*** Opening Material for this exercise ***

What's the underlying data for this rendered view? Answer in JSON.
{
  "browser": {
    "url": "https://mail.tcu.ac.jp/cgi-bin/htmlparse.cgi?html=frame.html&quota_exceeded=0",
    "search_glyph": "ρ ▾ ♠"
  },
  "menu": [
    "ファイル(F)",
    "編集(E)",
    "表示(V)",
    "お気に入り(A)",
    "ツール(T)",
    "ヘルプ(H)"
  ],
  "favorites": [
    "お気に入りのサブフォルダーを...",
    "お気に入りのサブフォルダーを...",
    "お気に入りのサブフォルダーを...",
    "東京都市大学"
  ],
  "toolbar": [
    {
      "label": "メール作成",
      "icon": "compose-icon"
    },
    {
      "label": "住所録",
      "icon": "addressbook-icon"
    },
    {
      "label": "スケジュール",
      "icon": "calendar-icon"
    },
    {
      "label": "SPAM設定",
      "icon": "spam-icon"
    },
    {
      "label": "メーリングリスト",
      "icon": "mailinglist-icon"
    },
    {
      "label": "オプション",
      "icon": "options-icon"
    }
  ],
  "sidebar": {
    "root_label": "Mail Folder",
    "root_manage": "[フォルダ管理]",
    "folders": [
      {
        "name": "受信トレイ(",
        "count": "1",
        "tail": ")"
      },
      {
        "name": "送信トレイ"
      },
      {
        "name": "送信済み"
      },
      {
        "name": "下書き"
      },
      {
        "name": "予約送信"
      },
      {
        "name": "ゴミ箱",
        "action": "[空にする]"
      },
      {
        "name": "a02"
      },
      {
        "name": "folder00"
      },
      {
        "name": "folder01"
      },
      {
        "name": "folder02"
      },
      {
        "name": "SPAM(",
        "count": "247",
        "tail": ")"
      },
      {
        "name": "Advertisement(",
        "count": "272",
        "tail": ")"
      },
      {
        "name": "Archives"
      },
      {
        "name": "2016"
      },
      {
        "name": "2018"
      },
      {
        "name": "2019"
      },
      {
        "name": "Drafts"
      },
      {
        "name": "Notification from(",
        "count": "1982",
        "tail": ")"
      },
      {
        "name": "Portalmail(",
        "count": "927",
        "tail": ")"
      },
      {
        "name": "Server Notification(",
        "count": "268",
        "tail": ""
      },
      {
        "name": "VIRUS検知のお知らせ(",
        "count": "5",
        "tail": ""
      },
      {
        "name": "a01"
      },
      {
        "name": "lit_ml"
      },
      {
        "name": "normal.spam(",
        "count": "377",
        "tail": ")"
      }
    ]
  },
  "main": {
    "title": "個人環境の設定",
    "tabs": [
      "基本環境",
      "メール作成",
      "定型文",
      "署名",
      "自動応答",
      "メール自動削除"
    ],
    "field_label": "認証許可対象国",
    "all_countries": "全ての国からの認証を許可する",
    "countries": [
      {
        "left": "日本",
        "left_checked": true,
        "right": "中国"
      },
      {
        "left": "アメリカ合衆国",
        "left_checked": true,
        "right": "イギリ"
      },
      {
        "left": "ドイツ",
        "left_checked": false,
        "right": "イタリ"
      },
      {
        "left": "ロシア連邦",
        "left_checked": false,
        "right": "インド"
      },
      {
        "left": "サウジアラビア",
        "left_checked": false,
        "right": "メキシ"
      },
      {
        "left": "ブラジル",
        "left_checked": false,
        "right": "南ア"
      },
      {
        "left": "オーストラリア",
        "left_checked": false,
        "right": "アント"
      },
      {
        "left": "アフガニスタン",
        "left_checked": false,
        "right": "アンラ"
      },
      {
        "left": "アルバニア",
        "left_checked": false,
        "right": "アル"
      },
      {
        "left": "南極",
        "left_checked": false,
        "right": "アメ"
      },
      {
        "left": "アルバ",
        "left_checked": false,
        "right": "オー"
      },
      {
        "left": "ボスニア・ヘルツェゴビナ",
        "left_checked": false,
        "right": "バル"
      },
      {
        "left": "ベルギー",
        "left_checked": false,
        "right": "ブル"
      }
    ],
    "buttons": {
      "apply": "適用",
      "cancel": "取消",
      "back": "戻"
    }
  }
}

*** Closing Material for this exercise ***

▶ **What is being asked**:
The full set of entries must be printed again without any alteration.

▶ **Exercise solution**:
What's the underlying data for this rendered view? Answer in JSON.
{
  "browser": {
    "url": "https://mail.tcu.ac.jp/cgi-bin/htmlparse.cgi?html=frame.html&quota_exceeded=0",
    "search_glyph": "ρ ▾ ♠"
  },
  "menu": [
    "ファイル(F)",
    "編集(E)",
    "表示(V)",
    "お気に入り(A)",
    "ツール(T)",
    "ヘルプ(H)"
  ],
  "favorites": [
    "お気に入りのサブフォルダーを...",
    "お気に入りのサブフォルダーを...",
    "お気に入りのサブフォルダーを...",
    "東京都市大学"
  ],
  "toolbar": [
    {
      "label": "メール作成",
      "icon": "compose-icon"
    },
    {
      "label": "住所録",
      "icon": "addressbook-icon"
    },
    {
      "label": "スケジュール",
      "icon": "calendar-icon"
    },
    {
      "label": "SPAM設定",
      "icon": "spam-icon"
    },
    {
      "label": "メーリングリスト",
      "icon": "mailinglist-icon"
    },
    {
      "label": "オプション",
      "icon": "options-icon"
    }
  ],
  "sidebar": {
    "root_label": "Mail Folder",
    "root_manage": "[フォルダ管理]",
    "folders": [
      {
        "name": "受信トレイ(",
        "count": "1",
        "tail": ")"
      },
      {
        "name": "送信トレイ"
      },
      {
        "name": "送信済み"
      },
      {
        "name": "下書き"
      },
      {
        "name": "予約送信"
      },
      {
        "name": "ゴミ箱",
        "action": "[空にする]"
      },
      {
        "name": "a02"
      },
      {
        "name": "folder00"
      },
      {
        "name": "folder01"
      },
      {
        "name": "folder02"
      },
      {
        "name": "SPAM(",
        "count": "247",
        "tail": ")"
      },
      {
        "name": "Advertisement(",
        "count": "272",
        "tail": ")"
      },
      {
        "name": "Archives"
      },
      {
        "name": "2016"
      },
      {
        "name": "2018"
      },
      {
        "name": "2019"
      },
      {
        "name": "Drafts"
      },
      {
        "name": "Notification from(",
        "count": "1982",
        "tail": ")"
      },
      {
        "name": "Portalmail(",
        "count": "927",
        "tail": ")"
      },
      {
        "name": "Server Notification(",
        "count": "268",
        "tail": ""
      },
      {
        "name": "VIRUS検知のお知らせ(",
        "count": "5",
        "tail": ""
      },
      {
        "name": "a01"
      },
      {
        "name": "lit_ml"
      },
      {
        "name": "normal.spam(",
        "count": "377",
        "tail": ")"
      }
    ]
  },
  "main": {
    "title": "個人環境の設定",
    "tabs": [
      "基本環境",
      "メール作成",
      "定型文",
      "署名",
      "自動応答",
      "メール自動削除"
    ],
    "field_label": "認証許可対象国",
    "all_countries": "全ての国からの認証を許可する",
    "countries": [
      {
        "left": "日本",
        "left_checked": true,
        "right": "中国"
      },
      {
        "left": "アメリカ合衆国",
        "left_checked": true,
        "right": "イギリ"
      },
      {
        "left": "ドイツ",
        "left_checked": false,
        "right": "イタリ"
      },
      {
        "left": "ロシア連邦",
        "left_checked": false,
        "right": "インド"
      },
      {
        "left": "サウジアラビア",
        "left_checked": false,
        "right": "メキシ"
      },
      {
        "left": "ブラジル",
        "left_checked": false,
        "right": "南ア"
      },
      {
        "left": "オーストラリア",
        "left_checked": false,
        "right": "アント"
      },
      {
        "left": "アフガニスタン",
        "left_checked": false,
        "right": "アンラ"
      },
      {
        "left": "アルバニア",
        "left_checked": false,
        "right": "アル"
      },
      {
        "left": "南極",
        "left_checked": false,
        "right": "アメ"
      },
      {
        "left": "アルバ",
        "left_checked": false,
        "right": "オー"
      },
      {
        "left": "ボスニア・ヘルツェゴビナ",
        "left_checked": false,
        "right": "バル"
      },
      {
        "left": "ベルギー",
        "left_checked": false,
        "right": "ブル"
      }
    ],
    "buttons": {
      "apply": "適用",
      "cancel": "取消",
      "back": "戻"
    }
  }
}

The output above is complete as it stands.